BEGIN LISTED RECORDS
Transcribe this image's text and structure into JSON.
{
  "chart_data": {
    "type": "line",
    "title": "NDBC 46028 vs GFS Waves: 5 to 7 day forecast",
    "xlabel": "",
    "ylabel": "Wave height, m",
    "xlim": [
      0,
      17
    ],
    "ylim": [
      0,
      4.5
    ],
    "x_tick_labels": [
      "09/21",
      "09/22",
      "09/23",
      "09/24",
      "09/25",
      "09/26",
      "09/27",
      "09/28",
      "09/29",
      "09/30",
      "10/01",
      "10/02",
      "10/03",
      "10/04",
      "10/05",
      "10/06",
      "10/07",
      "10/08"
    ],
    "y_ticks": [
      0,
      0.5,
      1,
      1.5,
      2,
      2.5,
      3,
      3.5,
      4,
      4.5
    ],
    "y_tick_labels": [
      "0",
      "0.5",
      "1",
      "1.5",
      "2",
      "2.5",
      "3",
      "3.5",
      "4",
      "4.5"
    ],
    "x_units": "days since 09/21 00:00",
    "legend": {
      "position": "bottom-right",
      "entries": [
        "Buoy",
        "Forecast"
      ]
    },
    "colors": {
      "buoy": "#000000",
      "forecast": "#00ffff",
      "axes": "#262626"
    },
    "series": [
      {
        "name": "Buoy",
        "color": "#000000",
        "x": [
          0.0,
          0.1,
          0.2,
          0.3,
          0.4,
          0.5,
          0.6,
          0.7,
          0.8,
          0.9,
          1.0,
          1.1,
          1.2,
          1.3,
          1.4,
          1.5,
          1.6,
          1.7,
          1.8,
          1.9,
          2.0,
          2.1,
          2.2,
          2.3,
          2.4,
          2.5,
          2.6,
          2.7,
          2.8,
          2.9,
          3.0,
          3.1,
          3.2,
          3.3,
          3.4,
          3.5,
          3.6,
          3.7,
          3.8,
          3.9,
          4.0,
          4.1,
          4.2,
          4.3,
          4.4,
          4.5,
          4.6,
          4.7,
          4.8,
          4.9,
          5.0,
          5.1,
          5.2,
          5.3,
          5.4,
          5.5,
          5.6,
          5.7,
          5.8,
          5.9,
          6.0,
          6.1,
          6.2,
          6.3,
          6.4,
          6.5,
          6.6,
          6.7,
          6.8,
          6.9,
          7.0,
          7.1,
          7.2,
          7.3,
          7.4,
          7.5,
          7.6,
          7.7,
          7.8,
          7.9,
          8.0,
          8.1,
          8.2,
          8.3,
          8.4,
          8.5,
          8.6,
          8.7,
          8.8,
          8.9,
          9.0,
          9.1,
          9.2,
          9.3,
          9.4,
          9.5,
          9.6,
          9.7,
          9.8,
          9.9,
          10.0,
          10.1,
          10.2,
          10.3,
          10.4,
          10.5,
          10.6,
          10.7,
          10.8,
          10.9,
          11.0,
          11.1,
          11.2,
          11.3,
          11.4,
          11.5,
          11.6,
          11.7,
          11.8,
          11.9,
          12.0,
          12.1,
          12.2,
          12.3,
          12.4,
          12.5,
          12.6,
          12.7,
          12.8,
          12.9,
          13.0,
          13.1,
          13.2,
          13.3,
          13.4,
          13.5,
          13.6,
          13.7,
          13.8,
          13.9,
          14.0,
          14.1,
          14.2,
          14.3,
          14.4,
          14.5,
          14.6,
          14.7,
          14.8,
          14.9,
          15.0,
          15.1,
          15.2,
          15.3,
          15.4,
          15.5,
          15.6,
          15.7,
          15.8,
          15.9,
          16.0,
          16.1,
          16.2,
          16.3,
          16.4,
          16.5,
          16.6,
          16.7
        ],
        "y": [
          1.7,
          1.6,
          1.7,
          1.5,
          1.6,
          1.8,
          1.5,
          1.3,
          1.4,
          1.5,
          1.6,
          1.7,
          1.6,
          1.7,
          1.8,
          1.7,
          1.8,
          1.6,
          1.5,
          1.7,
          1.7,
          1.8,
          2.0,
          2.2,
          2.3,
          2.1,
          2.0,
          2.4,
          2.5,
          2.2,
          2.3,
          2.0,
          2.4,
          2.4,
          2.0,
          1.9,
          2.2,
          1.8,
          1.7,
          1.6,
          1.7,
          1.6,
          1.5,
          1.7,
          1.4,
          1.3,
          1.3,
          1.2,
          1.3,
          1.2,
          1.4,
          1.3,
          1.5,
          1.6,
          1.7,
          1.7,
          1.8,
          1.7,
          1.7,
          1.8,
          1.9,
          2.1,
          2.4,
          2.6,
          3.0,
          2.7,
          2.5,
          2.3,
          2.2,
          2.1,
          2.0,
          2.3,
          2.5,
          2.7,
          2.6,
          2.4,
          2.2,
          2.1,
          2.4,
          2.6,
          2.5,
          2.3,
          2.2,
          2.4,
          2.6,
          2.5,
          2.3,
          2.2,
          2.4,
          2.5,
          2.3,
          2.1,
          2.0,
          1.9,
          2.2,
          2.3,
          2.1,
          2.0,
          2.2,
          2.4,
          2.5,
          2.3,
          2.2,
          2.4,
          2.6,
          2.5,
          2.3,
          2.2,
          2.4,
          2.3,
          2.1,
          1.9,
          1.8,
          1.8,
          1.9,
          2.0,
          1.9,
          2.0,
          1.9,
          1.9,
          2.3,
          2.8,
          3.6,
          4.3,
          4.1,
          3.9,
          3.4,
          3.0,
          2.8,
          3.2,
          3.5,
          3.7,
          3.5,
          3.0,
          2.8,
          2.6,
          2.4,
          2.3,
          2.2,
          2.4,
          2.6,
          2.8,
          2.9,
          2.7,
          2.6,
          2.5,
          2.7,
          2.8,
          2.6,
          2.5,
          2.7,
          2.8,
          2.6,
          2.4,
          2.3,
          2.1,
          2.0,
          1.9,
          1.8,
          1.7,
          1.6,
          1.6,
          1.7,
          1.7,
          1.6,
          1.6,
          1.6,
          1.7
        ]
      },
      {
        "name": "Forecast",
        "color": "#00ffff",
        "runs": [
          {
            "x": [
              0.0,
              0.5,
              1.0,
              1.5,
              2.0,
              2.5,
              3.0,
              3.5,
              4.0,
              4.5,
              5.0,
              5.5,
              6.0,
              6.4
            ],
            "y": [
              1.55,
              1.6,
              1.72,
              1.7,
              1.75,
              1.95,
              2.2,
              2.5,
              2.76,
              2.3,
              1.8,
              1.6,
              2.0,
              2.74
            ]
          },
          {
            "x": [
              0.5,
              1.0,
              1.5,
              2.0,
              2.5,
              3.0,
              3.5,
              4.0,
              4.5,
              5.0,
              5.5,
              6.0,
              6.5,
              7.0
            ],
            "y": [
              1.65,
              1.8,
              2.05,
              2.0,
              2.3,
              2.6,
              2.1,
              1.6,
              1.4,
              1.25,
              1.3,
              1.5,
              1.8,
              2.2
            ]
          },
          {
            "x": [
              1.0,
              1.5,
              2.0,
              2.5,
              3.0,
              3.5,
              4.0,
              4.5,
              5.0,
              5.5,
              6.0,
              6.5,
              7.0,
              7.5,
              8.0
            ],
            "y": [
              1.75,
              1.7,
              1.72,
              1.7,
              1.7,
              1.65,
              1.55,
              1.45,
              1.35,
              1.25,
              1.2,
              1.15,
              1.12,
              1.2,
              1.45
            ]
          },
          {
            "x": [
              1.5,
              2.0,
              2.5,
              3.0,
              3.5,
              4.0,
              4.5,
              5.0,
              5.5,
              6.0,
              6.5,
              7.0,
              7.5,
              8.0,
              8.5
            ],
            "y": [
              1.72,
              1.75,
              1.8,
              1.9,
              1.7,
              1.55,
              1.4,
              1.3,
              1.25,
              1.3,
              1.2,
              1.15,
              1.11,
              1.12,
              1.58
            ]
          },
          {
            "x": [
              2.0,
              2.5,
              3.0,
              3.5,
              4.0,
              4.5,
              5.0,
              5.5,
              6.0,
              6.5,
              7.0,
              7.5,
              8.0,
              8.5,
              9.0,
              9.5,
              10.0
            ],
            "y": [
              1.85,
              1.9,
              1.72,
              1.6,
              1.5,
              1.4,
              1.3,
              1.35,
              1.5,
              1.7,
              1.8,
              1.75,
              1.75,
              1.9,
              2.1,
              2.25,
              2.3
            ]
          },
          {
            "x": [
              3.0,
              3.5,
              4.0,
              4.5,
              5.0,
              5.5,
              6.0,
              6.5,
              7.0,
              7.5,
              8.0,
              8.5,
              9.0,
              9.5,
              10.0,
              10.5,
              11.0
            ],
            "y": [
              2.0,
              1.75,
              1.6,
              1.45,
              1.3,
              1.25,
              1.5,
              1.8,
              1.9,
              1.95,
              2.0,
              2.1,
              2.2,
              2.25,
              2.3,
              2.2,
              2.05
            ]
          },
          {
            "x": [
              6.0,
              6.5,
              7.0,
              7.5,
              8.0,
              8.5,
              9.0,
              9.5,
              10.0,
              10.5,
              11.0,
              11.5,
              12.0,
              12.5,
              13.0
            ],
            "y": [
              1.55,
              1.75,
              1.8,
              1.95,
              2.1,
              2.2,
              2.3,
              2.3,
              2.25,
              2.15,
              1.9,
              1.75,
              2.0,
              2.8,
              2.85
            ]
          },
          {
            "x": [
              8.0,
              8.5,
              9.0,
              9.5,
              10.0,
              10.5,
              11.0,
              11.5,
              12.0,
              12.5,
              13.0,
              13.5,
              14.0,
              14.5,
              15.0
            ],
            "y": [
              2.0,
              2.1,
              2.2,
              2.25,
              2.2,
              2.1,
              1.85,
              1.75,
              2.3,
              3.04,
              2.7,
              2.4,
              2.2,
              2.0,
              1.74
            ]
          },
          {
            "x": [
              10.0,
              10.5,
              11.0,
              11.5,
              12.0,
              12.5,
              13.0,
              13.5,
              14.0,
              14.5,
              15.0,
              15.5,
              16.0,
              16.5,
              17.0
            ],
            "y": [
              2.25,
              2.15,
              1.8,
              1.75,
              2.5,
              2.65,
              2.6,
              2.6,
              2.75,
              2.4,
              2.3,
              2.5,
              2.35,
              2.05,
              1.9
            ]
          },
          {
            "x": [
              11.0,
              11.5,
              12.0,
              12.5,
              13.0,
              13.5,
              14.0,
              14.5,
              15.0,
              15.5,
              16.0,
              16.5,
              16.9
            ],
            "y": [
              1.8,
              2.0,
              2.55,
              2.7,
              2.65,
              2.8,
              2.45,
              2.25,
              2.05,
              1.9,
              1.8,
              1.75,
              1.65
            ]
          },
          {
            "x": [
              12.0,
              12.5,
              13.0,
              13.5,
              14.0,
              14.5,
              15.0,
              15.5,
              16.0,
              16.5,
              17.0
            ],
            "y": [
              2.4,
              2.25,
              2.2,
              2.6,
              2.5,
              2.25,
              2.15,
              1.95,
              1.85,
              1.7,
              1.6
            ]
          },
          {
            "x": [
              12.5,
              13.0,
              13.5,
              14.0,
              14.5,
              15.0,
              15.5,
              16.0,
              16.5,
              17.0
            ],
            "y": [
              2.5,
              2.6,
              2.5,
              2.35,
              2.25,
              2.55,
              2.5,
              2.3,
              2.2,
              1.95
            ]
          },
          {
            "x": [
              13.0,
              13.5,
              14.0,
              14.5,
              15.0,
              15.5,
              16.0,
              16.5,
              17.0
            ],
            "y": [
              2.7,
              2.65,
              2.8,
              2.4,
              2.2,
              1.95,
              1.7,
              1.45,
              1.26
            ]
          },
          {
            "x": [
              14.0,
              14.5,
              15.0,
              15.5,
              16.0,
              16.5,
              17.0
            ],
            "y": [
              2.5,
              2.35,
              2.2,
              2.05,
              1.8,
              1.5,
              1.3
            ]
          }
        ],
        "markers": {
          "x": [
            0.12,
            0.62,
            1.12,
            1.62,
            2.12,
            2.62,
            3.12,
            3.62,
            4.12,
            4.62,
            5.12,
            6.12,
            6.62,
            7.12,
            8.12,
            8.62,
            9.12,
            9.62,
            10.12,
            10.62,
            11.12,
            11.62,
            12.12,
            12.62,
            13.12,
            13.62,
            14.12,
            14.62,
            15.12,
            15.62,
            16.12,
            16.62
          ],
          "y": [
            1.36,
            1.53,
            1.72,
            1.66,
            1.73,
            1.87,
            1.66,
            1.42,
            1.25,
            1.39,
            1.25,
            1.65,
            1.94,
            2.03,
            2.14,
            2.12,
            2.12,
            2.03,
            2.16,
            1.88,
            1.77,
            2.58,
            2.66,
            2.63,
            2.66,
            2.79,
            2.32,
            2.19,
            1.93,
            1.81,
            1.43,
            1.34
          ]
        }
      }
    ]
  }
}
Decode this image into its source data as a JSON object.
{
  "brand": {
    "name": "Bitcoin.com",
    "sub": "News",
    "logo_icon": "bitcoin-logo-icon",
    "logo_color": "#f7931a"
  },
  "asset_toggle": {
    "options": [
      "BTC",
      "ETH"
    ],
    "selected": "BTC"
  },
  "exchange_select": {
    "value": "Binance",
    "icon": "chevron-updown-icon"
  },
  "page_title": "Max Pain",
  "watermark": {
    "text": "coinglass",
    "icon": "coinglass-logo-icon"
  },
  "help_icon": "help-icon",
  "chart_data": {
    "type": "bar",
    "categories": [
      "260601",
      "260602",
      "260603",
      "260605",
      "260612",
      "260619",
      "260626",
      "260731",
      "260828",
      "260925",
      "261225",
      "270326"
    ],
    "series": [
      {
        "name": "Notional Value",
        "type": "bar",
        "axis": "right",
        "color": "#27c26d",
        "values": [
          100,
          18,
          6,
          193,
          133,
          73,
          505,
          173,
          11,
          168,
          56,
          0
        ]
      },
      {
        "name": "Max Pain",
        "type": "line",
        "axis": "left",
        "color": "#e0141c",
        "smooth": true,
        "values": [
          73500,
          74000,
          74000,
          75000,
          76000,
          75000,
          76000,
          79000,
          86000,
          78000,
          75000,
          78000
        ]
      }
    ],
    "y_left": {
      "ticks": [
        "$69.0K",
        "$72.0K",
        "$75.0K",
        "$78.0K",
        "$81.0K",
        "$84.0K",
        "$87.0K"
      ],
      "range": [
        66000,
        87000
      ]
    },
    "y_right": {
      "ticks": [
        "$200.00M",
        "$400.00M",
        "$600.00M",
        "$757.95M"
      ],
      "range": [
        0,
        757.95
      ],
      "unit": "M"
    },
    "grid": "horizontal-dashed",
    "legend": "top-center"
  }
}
END LISTED RECORDS
EXERCISE DESCRIPTION:
Give only the number of lines in the material above where the string "this" appears.

TASK OUTPUT:
2